_Listing_
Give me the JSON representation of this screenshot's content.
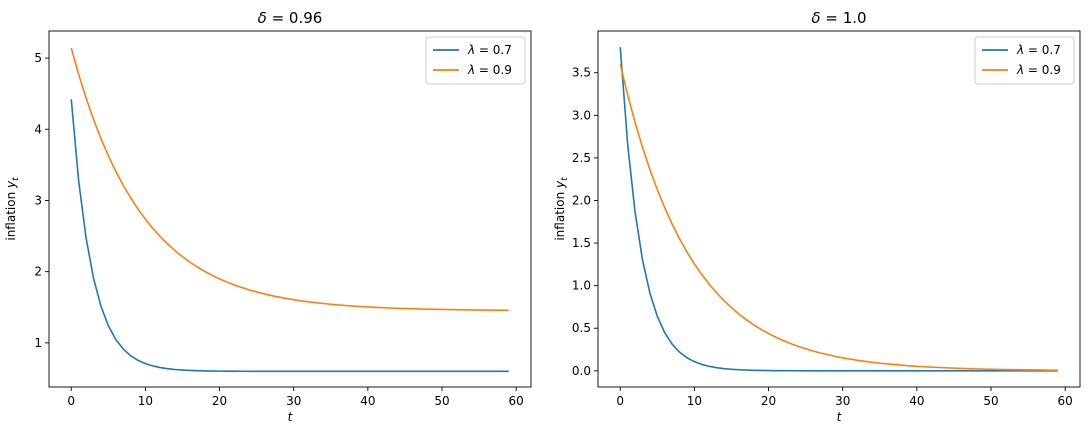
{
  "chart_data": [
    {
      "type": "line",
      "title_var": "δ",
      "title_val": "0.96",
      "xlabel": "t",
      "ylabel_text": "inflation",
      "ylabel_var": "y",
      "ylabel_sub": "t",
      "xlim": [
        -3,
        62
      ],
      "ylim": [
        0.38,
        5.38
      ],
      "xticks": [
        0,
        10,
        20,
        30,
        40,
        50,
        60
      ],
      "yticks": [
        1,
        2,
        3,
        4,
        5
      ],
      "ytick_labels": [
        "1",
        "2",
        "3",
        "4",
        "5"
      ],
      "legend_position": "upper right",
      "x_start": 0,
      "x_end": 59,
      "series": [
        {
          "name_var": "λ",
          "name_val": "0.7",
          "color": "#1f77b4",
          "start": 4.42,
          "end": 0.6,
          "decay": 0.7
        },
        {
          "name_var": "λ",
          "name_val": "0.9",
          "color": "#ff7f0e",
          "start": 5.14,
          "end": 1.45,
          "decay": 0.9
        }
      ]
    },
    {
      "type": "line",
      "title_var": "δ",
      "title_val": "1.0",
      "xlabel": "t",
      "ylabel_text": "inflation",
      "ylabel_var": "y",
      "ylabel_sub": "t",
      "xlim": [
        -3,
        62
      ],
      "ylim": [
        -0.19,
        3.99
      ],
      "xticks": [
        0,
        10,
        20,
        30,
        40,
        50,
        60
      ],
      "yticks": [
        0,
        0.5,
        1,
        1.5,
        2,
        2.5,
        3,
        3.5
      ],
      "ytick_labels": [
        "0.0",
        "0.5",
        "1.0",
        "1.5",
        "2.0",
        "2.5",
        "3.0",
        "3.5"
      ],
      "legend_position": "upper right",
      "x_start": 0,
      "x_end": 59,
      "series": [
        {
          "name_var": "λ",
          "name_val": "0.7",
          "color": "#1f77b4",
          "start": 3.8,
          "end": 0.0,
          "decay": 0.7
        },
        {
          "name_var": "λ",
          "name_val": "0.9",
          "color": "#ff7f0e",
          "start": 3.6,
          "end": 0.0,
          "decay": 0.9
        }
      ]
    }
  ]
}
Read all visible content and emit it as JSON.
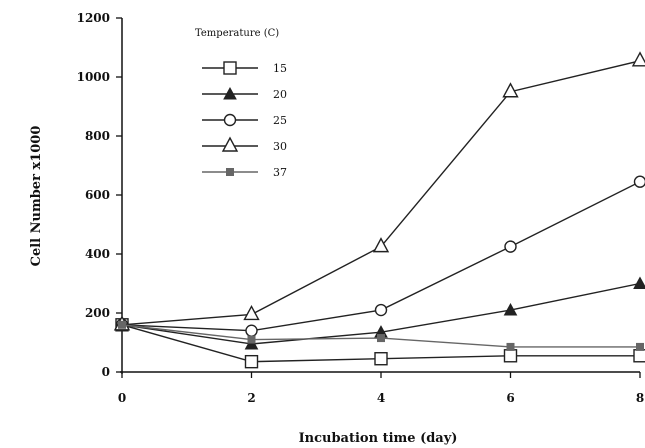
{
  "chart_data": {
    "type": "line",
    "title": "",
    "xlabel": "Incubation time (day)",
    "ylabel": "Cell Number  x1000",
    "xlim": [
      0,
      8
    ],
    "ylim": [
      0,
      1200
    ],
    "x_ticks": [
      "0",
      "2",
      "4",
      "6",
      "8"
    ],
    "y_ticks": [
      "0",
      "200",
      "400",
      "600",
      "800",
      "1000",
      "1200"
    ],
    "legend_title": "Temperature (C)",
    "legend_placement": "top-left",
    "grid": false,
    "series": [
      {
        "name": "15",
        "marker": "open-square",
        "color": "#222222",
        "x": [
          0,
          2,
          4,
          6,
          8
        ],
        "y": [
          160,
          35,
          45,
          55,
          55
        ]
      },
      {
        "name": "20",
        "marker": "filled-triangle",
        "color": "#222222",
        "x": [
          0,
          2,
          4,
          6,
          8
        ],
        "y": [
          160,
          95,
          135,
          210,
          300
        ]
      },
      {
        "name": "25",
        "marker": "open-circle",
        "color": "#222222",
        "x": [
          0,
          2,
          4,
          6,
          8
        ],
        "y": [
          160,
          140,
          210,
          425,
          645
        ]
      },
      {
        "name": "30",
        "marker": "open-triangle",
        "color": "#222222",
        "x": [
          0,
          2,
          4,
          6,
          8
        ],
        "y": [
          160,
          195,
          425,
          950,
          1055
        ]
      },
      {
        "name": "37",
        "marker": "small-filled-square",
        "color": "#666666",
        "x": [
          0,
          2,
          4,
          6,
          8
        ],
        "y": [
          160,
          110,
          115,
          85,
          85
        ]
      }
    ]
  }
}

_Problem details_
Set down the lines of the records above exactly, apart from the pictures.

_Exercise solution_
Give me the JSON representation of this screenshot's content.
{
  "chart_data": [
    {
      "type": "line",
      "title_var": "δ",
      "title_val": "0.96",
      "xlabel": "t",
      "ylabel_text": "inflation",
      "ylabel_var": "y",
      "ylabel_sub": "t",
      "xlim": [
        -3,
        62
      ],
      "ylim": [
        0.38,
        5.38
      ],
      "xticks": [
        0,
        10,
        20,
        30,
        40,
        50,
        60
      ],
      "yticks": [
        1,
        2,
        3,
        4,
        5
      ],
      "ytick_labels": [
        "1",
        "2",
        "3",
        "4",
        "5"
      ],
      "legend_position": "upper right",
      "x_start": 0,
      "x_end": 59,
      "series": [
        {
          "name_var": "λ",
          "name_val": "0.7",
          "color": "#1f77b4",
          "start": 4.42,
          "end": 0.6,
          "decay": 0.7
        },
        {
          "name_var": "λ",
          "name_val": "0.9",
          "color": "#ff7f0e",
          "start": 5.14,
          "end": 1.45,
          "decay": 0.9
        }
      ]
    },
    {
      "type": "line",
      "title_var": "δ",
      "title_val": "1.0",
      "xlabel": "t",
      "ylabel_text": "inflation",
      "ylabel_var": "y",
      "ylabel_sub": "t",
      "xlim": [
        -3,
        62
      ],
      "ylim": [
        -0.19,
        3.99
      ],
      "xticks": [
        0,
        10,
        20,
        30,
        40,
        50,
        60
      ],
      "yticks": [
        0,
        0.5,
        1,
        1.5,
        2,
        2.5,
        3,
        3.5
      ],
      "ytick_labels": [
        "0.0",
        "0.5",
        "1.0",
        "1.5",
        "2.0",
        "2.5",
        "3.0",
        "3.5"
      ],
      "legend_position": "upper right",
      "x_start": 0,
      "x_end": 59,
      "series": [
        {
          "name_var": "λ",
          "name_val": "0.7",
          "color": "#1f77b4",
          "start": 3.8,
          "end": 0.0,
          "decay": 0.7
        },
        {
          "name_var": "λ",
          "name_val": "0.9",
          "color": "#ff7f0e",
          "start": 3.6,
          "end": 0.0,
          "decay": 0.9
        }
      ]
    }
  ]
}
Read all visible content and emit it as JSON.
{
  "chart_data": {
    "type": "line",
    "title": "",
    "xlabel": "Incubation time (day)",
    "ylabel": "Cell Number  x1000",
    "xlim": [
      0,
      8
    ],
    "ylim": [
      0,
      1200
    ],
    "x_ticks": [
      "0",
      "2",
      "4",
      "6",
      "8"
    ],
    "y_ticks": [
      "0",
      "200",
      "400",
      "600",
      "800",
      "1000",
      "1200"
    ],
    "legend_title": "Temperature (C)",
    "legend_placement": "top-left",
    "grid": false,
    "series": [
      {
        "name": "15",
        "marker": "open-square",
        "color": "#222222",
        "x": [
          0,
          2,
          4,
          6,
          8
        ],
        "y": [
          160,
          35,
          45,
          55,
          55
        ]
      },
      {
        "name": "20",
        "marker": "filled-triangle",
        "color": "#222222",
        "x": [
          0,
          2,
          4,
          6,
          8
        ],
        "y": [
          160,
          95,
          135,
          210,
          300
        ]
      },
      {
        "name": "25",
        "marker": "open-circle",
        "color": "#222222",
        "x": [
          0,
          2,
          4,
          6,
          8
        ],
        "y": [
          160,
          140,
          210,
          425,
          645
        ]
      },
      {
        "name": "30",
        "marker": "open-triangle",
        "color": "#222222",
        "x": [
          0,
          2,
          4,
          6,
          8
        ],
        "y": [
          160,
          195,
          425,
          950,
          1055
        ]
      },
      {
        "name": "37",
        "marker": "small-filled-square",
        "color": "#666666",
        "x": [
          0,
          2,
          4,
          6,
          8
        ],
        "y": [
          160,
          110,
          115,
          85,
          85
        ]
      }
    ]
  }
}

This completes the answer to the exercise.